## DESCRIPTION OF THE TASK
Will you write out the data exactly, excluding every picture?

## SUPPLIED DATA
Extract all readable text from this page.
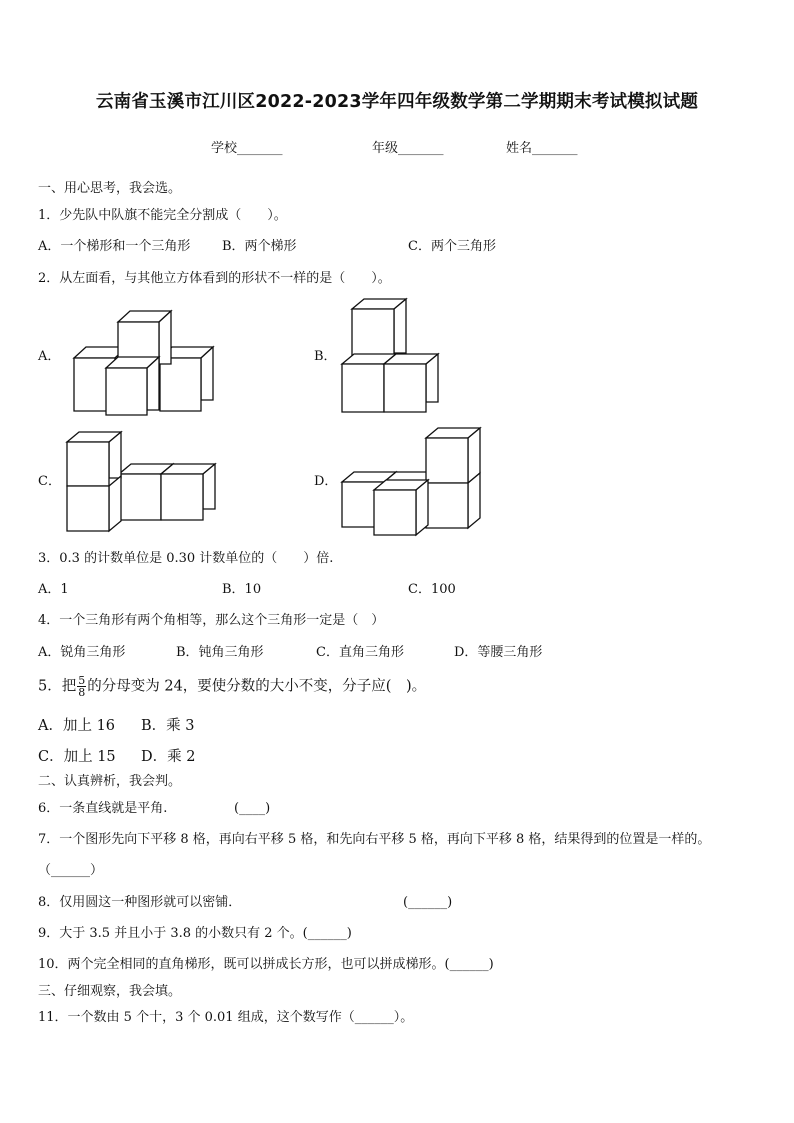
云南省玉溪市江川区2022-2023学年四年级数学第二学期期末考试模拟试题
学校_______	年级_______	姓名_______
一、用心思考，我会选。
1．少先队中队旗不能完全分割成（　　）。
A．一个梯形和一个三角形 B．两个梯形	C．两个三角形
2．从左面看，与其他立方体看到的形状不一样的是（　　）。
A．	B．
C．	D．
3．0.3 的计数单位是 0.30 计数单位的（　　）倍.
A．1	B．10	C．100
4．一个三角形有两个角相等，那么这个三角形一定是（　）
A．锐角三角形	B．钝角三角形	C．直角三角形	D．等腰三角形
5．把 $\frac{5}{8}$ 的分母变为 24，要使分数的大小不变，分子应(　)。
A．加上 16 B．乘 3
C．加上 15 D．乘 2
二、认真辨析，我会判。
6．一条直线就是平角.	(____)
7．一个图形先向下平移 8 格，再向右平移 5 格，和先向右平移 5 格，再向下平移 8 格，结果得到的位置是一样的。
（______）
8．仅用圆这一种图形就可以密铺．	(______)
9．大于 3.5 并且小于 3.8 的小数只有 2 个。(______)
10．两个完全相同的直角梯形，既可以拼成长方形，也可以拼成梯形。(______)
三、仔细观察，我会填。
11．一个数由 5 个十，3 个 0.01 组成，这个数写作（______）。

## ANSWER FOR THIS EXERCISE
Extract all readable text from this page.
云南省玉溪市江川区2022-2023学年四年级数学第二学期期末考试模拟试题
学校_______	年级_______	姓名_______
一、用心思考，我会选。
1．少先队中队旗不能完全分割成（　　）。
A．一个梯形和一个三角形 B．两个梯形	C．两个三角形
2．从左面看，与其他立方体看到的形状不一样的是（　　）。
A．	B．
C．	D．
3．0.3 的计数单位是 0.30 计数单位的（　　）倍.
A．1	B．10	C．100
4．一个三角形有两个角相等，那么这个三角形一定是（　）
A．锐角三角形	B．钝角三角形	C．直角三角形	D．等腰三角形
5．把 $\frac{5}{8}$ 的分母变为 24，要使分数的大小不变，分子应(　)。
A．加上 16 B．乘 3
C．加上 15 D．乘 2
二、认真辨析，我会判。
6．一条直线就是平角.	(____)
7．一个图形先向下平移 8 格，再向右平移 5 格，和先向右平移 5 格，再向下平移 8 格，结果得到的位置是一样的。
（______）
8．仅用圆这一种图形就可以密铺．	(______)
9．大于 3.5 并且小于 3.8 的小数只有 2 个。(______)
10．两个完全相同的直角梯形，既可以拼成长方形，也可以拼成梯形。(______)
三、仔细观察，我会填。
11．一个数由 5 个十，3 个 0.01 组成，这个数写作（______）。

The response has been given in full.